◆ What to do ◆
Transcribe every entry word for word, leaving out all images.

--- start Input data ---

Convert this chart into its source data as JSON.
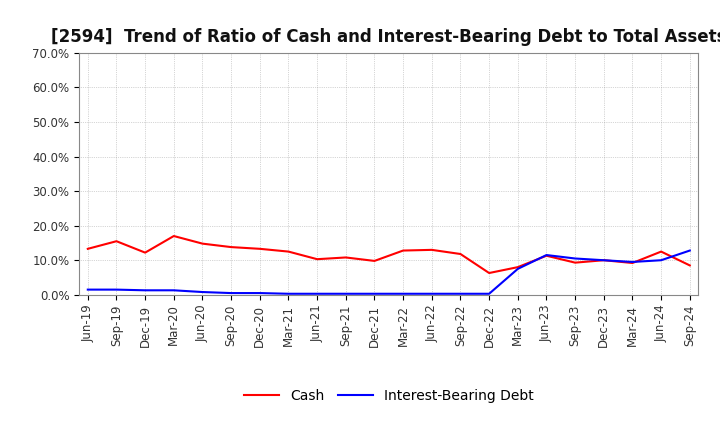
{
  "title": "[2594]  Trend of Ratio of Cash and Interest-Bearing Debt to Total Assets",
  "x_labels": [
    "Jun-19",
    "Sep-19",
    "Dec-19",
    "Mar-20",
    "Jun-20",
    "Sep-20",
    "Dec-20",
    "Mar-21",
    "Jun-21",
    "Sep-21",
    "Dec-21",
    "Mar-22",
    "Jun-22",
    "Sep-22",
    "Dec-22",
    "Mar-23",
    "Jun-23",
    "Sep-23",
    "Dec-23",
    "Mar-24",
    "Jun-24",
    "Sep-24"
  ],
  "cash": [
    0.133,
    0.155,
    0.122,
    0.17,
    0.148,
    0.138,
    0.133,
    0.125,
    0.103,
    0.108,
    0.098,
    0.128,
    0.13,
    0.118,
    0.063,
    0.08,
    0.113,
    0.093,
    0.1,
    0.092,
    0.125,
    0.085
  ],
  "debt": [
    0.015,
    0.015,
    0.013,
    0.013,
    0.008,
    0.005,
    0.005,
    0.003,
    0.003,
    0.003,
    0.003,
    0.003,
    0.003,
    0.003,
    0.003,
    0.075,
    0.115,
    0.105,
    0.1,
    0.095,
    0.1,
    0.128
  ],
  "cash_color": "#ff0000",
  "debt_color": "#0000ff",
  "ylim": [
    0.0,
    0.7
  ],
  "yticks": [
    0.0,
    0.1,
    0.2,
    0.3,
    0.4,
    0.5,
    0.6,
    0.7
  ],
  "ytick_labels": [
    "0.0%",
    "10.0%",
    "20.0%",
    "30.0%",
    "40.0%",
    "50.0%",
    "60.0%",
    "70.0%"
  ],
  "bg_color": "#ffffff",
  "plot_bg_color": "#ffffff",
  "grid_color": "#999999",
  "legend_cash": "Cash",
  "legend_debt": "Interest-Bearing Debt",
  "title_fontsize": 12,
  "axis_fontsize": 8.5,
  "legend_fontsize": 10
}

--- end Input data ---

◆ Response to the exercise ◆
Convert this chart into its source data as JSON.
{
  "title": "[2594]  Trend of Ratio of Cash and Interest-Bearing Debt to Total Assets",
  "x_labels": [
    "Jun-19",
    "Sep-19",
    "Dec-19",
    "Mar-20",
    "Jun-20",
    "Sep-20",
    "Dec-20",
    "Mar-21",
    "Jun-21",
    "Sep-21",
    "Dec-21",
    "Mar-22",
    "Jun-22",
    "Sep-22",
    "Dec-22",
    "Mar-23",
    "Jun-23",
    "Sep-23",
    "Dec-23",
    "Mar-24",
    "Jun-24",
    "Sep-24"
  ],
  "cash": [
    0.133,
    0.155,
    0.122,
    0.17,
    0.148,
    0.138,
    0.133,
    0.125,
    0.103,
    0.108,
    0.098,
    0.128,
    0.13,
    0.118,
    0.063,
    0.08,
    0.113,
    0.093,
    0.1,
    0.092,
    0.125,
    0.085
  ],
  "debt": [
    0.015,
    0.015,
    0.013,
    0.013,
    0.008,
    0.005,
    0.005,
    0.003,
    0.003,
    0.003,
    0.003,
    0.003,
    0.003,
    0.003,
    0.003,
    0.075,
    0.115,
    0.105,
    0.1,
    0.095,
    0.1,
    0.128
  ],
  "cash_color": "#ff0000",
  "debt_color": "#0000ff",
  "ylim": [
    0.0,
    0.7
  ],
  "yticks": [
    0.0,
    0.1,
    0.2,
    0.3,
    0.4,
    0.5,
    0.6,
    0.7
  ],
  "ytick_labels": [
    "0.0%",
    "10.0%",
    "20.0%",
    "30.0%",
    "40.0%",
    "50.0%",
    "60.0%",
    "70.0%"
  ],
  "bg_color": "#ffffff",
  "plot_bg_color": "#ffffff",
  "grid_color": "#999999",
  "legend_cash": "Cash",
  "legend_debt": "Interest-Bearing Debt",
  "title_fontsize": 12,
  "axis_fontsize": 8.5,
  "legend_fontsize": 10
}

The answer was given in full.